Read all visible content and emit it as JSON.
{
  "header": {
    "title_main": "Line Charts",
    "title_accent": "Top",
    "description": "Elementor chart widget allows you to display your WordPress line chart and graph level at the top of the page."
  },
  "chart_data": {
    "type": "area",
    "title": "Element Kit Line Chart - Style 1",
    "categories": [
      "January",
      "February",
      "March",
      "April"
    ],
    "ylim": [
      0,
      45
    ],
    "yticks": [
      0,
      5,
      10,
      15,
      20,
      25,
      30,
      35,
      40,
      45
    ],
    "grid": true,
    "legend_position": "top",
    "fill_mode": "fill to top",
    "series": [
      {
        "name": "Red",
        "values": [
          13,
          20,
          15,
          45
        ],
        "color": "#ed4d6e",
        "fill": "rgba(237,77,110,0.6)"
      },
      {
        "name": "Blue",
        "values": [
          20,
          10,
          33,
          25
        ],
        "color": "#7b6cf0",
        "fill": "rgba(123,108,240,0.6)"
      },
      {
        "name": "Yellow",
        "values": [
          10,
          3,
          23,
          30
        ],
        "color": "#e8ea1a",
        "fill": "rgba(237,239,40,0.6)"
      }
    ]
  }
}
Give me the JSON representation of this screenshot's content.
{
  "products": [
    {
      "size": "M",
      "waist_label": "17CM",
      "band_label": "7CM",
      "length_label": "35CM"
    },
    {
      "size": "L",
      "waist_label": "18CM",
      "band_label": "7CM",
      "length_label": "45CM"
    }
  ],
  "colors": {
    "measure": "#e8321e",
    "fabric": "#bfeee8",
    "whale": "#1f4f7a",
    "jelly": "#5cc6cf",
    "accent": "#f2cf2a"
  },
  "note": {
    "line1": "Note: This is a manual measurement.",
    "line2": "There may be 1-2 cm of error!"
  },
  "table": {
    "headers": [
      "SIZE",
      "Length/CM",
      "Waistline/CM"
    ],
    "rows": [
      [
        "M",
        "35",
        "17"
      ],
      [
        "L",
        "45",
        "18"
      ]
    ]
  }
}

---

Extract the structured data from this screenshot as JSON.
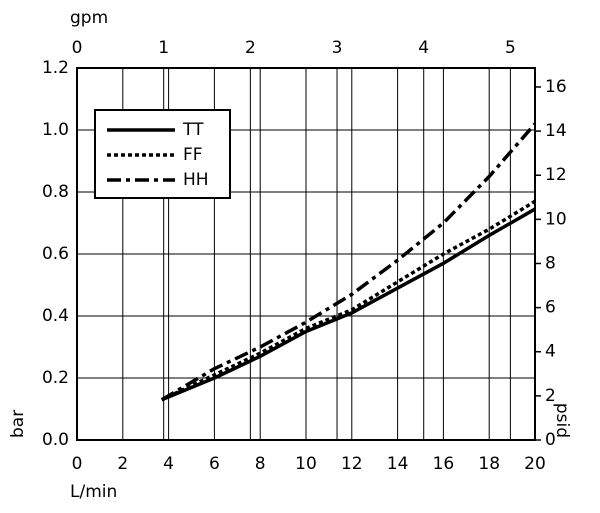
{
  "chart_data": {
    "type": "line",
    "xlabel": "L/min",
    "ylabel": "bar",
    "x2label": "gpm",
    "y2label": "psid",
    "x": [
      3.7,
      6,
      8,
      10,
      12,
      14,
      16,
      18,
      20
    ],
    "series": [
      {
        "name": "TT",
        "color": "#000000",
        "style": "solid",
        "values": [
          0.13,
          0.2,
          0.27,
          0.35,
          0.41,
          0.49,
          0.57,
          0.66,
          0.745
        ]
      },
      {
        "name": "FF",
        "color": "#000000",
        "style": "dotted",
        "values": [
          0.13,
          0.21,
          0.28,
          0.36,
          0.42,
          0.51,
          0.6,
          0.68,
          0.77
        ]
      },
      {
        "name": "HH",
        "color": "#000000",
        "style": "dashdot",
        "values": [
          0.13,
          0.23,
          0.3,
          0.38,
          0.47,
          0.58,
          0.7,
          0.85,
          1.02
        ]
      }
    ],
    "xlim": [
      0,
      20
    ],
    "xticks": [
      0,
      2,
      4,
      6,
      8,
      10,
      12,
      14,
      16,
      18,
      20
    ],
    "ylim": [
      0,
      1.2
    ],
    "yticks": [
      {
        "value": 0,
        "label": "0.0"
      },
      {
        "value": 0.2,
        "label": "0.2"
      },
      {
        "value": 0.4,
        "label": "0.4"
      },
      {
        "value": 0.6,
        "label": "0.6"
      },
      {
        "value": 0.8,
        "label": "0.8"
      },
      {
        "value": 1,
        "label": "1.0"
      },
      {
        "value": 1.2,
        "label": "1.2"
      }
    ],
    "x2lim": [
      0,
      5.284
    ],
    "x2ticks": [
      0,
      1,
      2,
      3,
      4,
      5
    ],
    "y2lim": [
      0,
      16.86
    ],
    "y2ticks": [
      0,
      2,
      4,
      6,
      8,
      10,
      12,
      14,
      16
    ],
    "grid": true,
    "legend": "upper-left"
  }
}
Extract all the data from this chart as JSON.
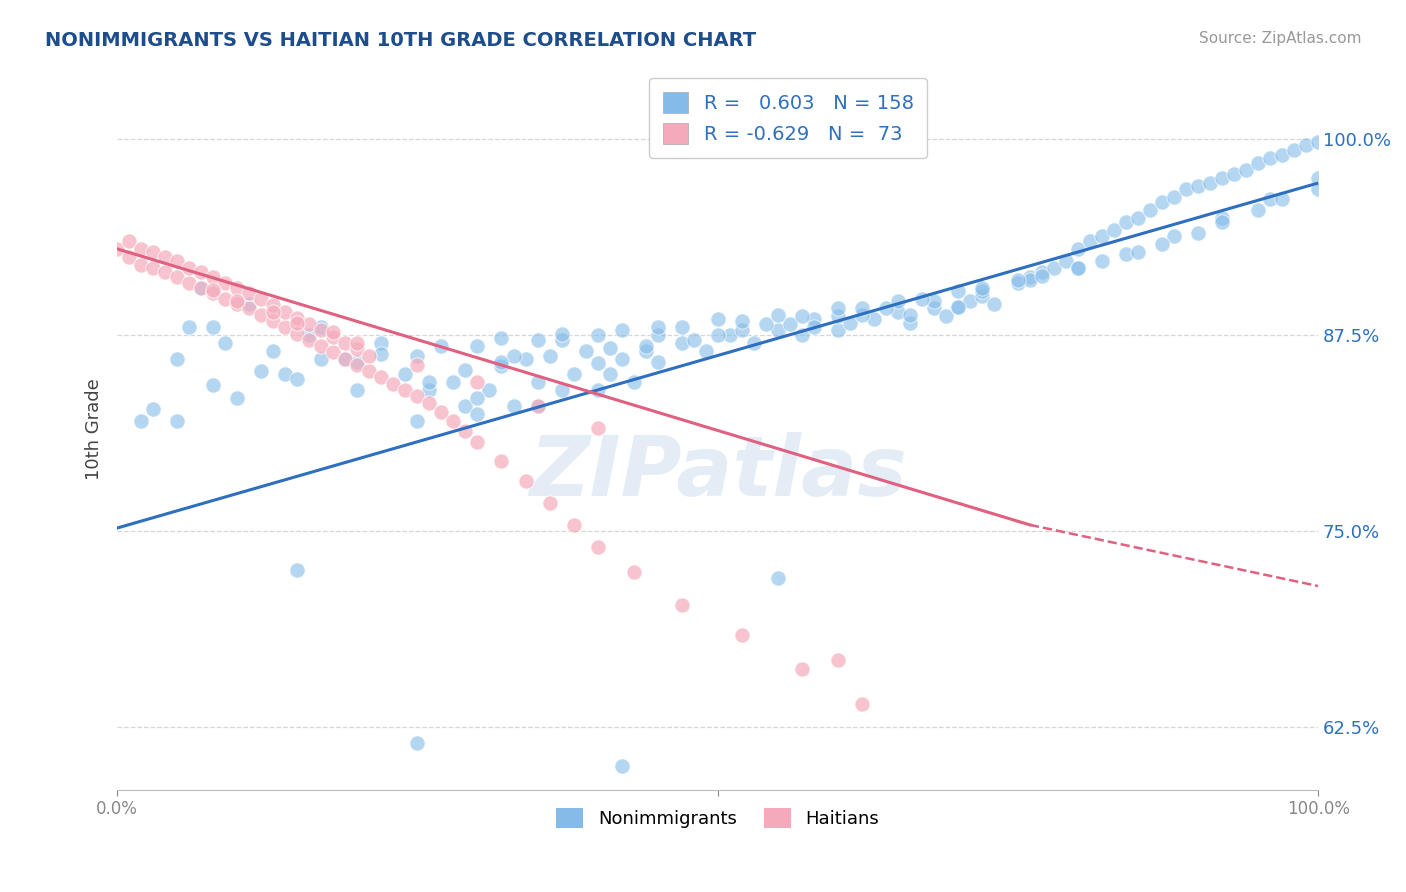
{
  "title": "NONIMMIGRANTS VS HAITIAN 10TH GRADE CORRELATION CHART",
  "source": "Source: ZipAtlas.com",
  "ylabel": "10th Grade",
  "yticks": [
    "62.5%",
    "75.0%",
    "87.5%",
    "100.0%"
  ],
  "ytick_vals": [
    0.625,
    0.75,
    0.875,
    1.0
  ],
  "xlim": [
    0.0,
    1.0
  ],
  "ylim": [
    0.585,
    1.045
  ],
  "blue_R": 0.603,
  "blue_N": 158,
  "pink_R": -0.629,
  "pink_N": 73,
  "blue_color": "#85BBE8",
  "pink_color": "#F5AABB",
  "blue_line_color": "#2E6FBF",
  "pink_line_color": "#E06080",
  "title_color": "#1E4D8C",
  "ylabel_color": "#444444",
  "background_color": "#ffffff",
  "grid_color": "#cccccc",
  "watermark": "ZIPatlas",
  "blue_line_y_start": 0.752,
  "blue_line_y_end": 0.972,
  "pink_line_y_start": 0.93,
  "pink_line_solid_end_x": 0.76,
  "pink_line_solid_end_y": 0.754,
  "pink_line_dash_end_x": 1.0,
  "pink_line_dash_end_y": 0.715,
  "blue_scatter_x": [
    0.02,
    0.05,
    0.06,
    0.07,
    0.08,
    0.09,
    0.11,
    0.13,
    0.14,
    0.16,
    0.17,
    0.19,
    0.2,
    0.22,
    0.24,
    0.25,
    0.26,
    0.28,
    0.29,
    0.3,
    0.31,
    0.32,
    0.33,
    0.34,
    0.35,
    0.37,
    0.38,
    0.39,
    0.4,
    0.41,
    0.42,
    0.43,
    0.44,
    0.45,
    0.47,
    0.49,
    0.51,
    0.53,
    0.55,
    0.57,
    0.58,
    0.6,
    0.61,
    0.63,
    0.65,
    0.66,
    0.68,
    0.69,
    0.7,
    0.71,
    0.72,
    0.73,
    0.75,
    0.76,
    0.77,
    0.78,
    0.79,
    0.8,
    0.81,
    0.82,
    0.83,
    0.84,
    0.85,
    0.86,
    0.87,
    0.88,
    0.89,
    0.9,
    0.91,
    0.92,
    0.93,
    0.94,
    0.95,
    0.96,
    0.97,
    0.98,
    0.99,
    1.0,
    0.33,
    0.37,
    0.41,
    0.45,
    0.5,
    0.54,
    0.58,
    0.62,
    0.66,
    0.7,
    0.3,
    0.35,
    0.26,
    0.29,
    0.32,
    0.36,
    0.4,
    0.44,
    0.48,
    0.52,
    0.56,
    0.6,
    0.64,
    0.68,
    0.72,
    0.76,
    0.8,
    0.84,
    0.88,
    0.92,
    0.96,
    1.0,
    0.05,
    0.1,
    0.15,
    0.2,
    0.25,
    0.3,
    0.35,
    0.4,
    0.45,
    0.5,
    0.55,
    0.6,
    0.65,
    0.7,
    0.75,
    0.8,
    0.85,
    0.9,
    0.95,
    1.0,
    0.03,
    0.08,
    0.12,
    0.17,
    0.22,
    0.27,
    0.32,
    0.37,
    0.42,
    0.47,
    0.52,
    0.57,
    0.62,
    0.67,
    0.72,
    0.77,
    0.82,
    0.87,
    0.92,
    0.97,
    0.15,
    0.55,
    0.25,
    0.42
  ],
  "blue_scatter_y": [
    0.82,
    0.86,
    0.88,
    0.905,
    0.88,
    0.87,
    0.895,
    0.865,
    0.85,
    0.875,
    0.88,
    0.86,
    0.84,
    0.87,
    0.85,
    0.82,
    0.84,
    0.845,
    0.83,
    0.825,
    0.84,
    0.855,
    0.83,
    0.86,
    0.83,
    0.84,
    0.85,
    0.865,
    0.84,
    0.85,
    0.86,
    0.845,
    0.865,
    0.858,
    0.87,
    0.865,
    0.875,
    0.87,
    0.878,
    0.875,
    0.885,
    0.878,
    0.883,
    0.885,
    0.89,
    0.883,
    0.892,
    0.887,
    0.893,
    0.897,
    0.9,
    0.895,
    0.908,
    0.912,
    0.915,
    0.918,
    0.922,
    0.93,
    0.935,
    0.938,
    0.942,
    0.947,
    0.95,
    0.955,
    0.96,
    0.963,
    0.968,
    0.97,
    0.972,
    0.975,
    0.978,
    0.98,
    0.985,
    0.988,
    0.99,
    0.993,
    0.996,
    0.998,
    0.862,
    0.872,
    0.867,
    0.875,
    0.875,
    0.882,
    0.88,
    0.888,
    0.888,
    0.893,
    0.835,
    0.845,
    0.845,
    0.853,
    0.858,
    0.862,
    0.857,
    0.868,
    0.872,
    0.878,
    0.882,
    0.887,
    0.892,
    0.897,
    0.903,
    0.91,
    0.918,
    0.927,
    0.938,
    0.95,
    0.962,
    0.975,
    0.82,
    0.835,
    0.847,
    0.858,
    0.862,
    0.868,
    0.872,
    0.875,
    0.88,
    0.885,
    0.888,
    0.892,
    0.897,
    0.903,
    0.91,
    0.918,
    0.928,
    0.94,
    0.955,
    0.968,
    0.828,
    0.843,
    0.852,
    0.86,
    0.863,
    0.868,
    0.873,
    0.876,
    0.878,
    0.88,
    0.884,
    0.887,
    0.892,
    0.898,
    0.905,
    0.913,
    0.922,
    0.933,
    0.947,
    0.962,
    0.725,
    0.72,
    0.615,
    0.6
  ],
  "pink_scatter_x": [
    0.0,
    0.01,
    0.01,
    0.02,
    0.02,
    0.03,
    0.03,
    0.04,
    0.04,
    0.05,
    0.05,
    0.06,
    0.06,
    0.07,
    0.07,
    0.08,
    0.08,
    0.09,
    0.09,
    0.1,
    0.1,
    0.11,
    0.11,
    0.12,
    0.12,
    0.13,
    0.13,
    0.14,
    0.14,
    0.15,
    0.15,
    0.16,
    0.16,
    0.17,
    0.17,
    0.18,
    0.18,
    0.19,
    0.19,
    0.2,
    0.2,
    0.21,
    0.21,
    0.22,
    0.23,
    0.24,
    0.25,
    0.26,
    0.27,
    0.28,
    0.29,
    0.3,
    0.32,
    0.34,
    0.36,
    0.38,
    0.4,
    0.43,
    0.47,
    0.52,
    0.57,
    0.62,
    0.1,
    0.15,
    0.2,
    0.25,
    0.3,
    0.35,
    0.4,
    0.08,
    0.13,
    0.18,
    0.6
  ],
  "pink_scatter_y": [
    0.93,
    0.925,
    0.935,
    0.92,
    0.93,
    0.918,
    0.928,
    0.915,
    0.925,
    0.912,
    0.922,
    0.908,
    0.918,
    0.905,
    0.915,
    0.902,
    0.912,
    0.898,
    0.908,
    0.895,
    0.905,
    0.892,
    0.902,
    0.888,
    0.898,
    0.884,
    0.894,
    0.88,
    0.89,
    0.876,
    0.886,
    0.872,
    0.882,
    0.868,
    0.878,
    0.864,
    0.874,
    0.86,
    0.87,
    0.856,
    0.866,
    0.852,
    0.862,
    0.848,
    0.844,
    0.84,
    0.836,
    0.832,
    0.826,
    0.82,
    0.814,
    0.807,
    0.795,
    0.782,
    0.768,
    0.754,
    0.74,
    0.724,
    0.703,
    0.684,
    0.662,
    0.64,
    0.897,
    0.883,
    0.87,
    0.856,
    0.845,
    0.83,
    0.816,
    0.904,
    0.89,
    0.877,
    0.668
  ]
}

* * *

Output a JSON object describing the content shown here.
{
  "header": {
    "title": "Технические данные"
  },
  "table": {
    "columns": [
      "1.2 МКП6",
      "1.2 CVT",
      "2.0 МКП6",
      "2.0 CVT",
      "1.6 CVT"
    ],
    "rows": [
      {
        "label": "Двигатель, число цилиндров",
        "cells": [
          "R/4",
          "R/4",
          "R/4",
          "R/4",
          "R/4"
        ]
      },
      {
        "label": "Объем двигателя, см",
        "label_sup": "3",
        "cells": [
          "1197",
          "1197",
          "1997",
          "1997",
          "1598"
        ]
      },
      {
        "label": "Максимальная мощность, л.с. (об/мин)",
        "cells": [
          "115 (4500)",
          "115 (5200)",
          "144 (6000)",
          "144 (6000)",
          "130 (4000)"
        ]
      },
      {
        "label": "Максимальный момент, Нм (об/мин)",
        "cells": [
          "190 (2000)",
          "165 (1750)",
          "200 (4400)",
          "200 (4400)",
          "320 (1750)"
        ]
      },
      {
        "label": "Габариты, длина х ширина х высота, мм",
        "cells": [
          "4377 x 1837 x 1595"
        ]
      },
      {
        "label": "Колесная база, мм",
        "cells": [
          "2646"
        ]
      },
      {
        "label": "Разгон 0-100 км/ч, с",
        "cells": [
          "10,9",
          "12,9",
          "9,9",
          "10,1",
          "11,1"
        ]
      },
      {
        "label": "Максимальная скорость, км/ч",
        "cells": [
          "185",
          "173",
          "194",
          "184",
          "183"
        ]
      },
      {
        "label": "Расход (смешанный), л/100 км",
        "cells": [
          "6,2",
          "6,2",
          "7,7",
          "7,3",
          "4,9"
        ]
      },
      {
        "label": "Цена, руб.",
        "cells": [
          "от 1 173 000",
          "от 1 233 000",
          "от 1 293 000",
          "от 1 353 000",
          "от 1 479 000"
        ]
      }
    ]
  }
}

Exercise description - Extract each line holding the string "content".

The result -
Read all visible content and emit it as JSON.
Give me the JSON representation of this screenshot's content.
Output a JSON object describing the content shown here.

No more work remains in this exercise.